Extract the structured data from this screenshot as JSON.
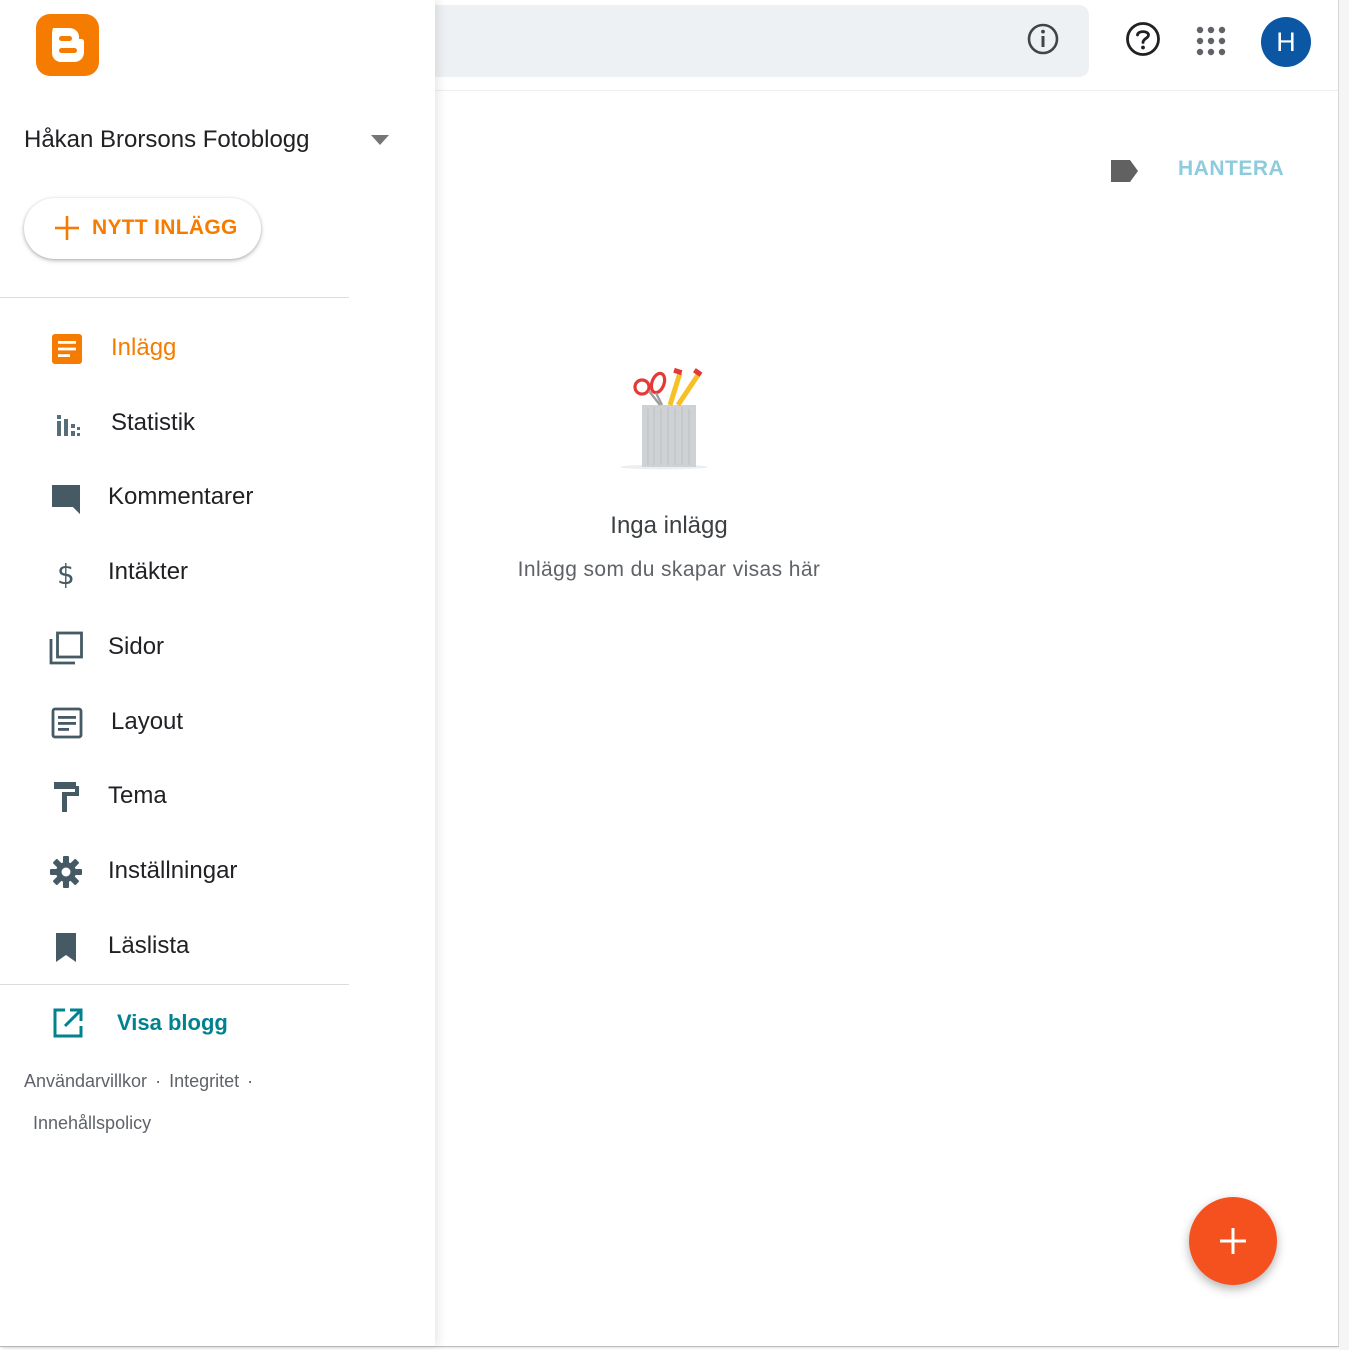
{
  "blog": {
    "title": "Håkan Brorsons Fotoblogg"
  },
  "new_post": {
    "label": "NYTT INLÄGG"
  },
  "nav": {
    "items": [
      {
        "label": "Inlägg",
        "icon": "posts-icon"
      },
      {
        "label": "Statistik",
        "icon": "stats-icon"
      },
      {
        "label": "Kommentarer",
        "icon": "comment-icon"
      },
      {
        "label": "Intäkter",
        "icon": "dollar-icon"
      },
      {
        "label": "Sidor",
        "icon": "pages-icon"
      },
      {
        "label": "Layout",
        "icon": "layout-icon"
      },
      {
        "label": "Tema",
        "icon": "theme-roller-icon"
      },
      {
        "label": "Inställningar",
        "icon": "gear-icon"
      },
      {
        "label": "Läslista",
        "icon": "bookmark-icon"
      }
    ],
    "view_blog": "Visa blogg"
  },
  "footer": {
    "terms": "Användarvillkor",
    "privacy": "Integritet",
    "content_policy": "Innehållspolicy",
    "dot": "·"
  },
  "header": {
    "avatar_letter": "H"
  },
  "labels": {
    "manage": "HANTERA"
  },
  "empty": {
    "title": "Inga inlägg",
    "subtitle": "Inlägg som du skapar visas här"
  },
  "colors": {
    "brand_orange": "#f57c00",
    "fab": "#f4511e",
    "avatar": "#0b57a4",
    "link_teal": "#00838f",
    "manage": "#8ecbdd"
  }
}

○ ○ ○ ○ ○ ○ ○

__Requirement__
Output all of the data exactly as it stands, minus any images.

__Result__
Extract the structured data from this screenshot as JSON.
{
  "blog": {
    "title": "Håkan Brorsons Fotoblogg"
  },
  "new_post": {
    "label": "NYTT INLÄGG"
  },
  "nav": {
    "items": [
      {
        "label": "Inlägg",
        "icon": "posts-icon"
      },
      {
        "label": "Statistik",
        "icon": "stats-icon"
      },
      {
        "label": "Kommentarer",
        "icon": "comment-icon"
      },
      {
        "label": "Intäkter",
        "icon": "dollar-icon"
      },
      {
        "label": "Sidor",
        "icon": "pages-icon"
      },
      {
        "label": "Layout",
        "icon": "layout-icon"
      },
      {
        "label": "Tema",
        "icon": "theme-roller-icon"
      },
      {
        "label": "Inställningar",
        "icon": "gear-icon"
      },
      {
        "label": "Läslista",
        "icon": "bookmark-icon"
      }
    ],
    "view_blog": "Visa blogg"
  },
  "footer": {
    "terms": "Användarvillkor",
    "privacy": "Integritet",
    "content_policy": "Innehållspolicy",
    "dot": "·"
  },
  "header": {
    "avatar_letter": "H"
  },
  "labels": {
    "manage": "HANTERA"
  },
  "empty": {
    "title": "Inga inlägg",
    "subtitle": "Inlägg som du skapar visas här"
  },
  "colors": {
    "brand_orange": "#f57c00",
    "fab": "#f4511e",
    "avatar": "#0b57a4",
    "link_teal": "#00838f",
    "manage": "#8ecbdd"
  }
}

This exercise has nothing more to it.